* Material to process *
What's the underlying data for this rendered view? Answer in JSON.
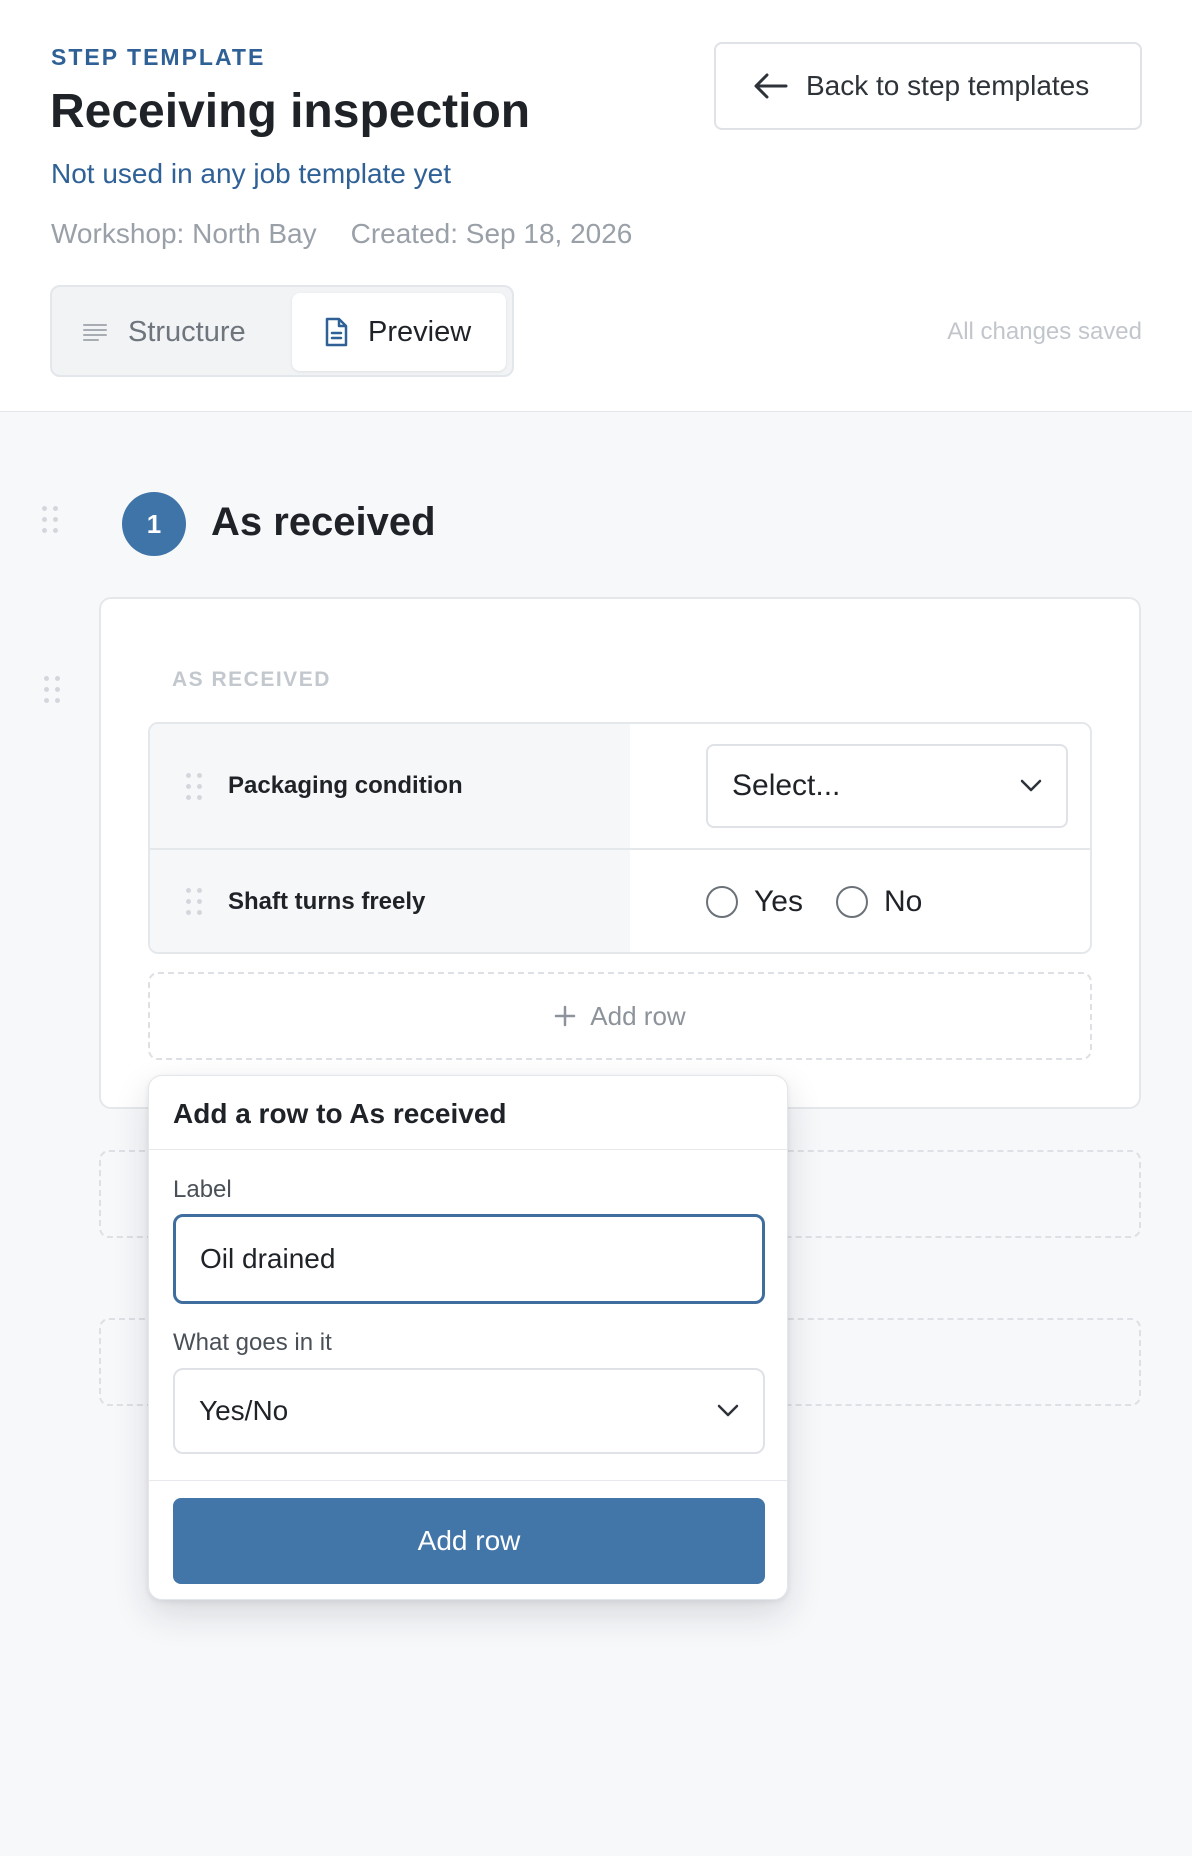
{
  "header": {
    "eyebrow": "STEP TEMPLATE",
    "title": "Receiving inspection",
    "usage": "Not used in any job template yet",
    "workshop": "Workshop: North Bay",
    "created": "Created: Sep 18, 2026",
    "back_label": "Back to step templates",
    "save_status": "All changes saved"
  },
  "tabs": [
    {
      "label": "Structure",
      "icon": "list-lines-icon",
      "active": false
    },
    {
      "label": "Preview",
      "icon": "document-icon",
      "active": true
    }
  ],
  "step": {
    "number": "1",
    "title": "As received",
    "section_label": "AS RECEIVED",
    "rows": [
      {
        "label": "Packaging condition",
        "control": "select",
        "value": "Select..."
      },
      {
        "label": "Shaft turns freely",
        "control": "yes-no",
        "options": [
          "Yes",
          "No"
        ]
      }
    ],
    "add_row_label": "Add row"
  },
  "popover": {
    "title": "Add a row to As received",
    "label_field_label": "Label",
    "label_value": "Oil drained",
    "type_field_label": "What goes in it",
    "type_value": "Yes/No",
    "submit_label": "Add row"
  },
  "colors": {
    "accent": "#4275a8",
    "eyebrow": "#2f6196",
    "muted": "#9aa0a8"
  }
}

* Description of the task *
Reproduce all entries without any change, and omit the pictures.

* Finished exercise *
What's the underlying data for this rendered view? Answer in JSON.
{
  "header": {
    "eyebrow": "STEP TEMPLATE",
    "title": "Receiving inspection",
    "usage": "Not used in any job template yet",
    "workshop": "Workshop: North Bay",
    "created": "Created: Sep 18, 2026",
    "back_label": "Back to step templates",
    "save_status": "All changes saved"
  },
  "tabs": [
    {
      "label": "Structure",
      "icon": "list-lines-icon",
      "active": false
    },
    {
      "label": "Preview",
      "icon": "document-icon",
      "active": true
    }
  ],
  "step": {
    "number": "1",
    "title": "As received",
    "section_label": "AS RECEIVED",
    "rows": [
      {
        "label": "Packaging condition",
        "control": "select",
        "value": "Select..."
      },
      {
        "label": "Shaft turns freely",
        "control": "yes-no",
        "options": [
          "Yes",
          "No"
        ]
      }
    ],
    "add_row_label": "Add row"
  },
  "popover": {
    "title": "Add a row to As received",
    "label_field_label": "Label",
    "label_value": "Oil drained",
    "type_field_label": "What goes in it",
    "type_value": "Yes/No",
    "submit_label": "Add row"
  },
  "colors": {
    "accent": "#4275a8",
    "eyebrow": "#2f6196",
    "muted": "#9aa0a8"
  }
}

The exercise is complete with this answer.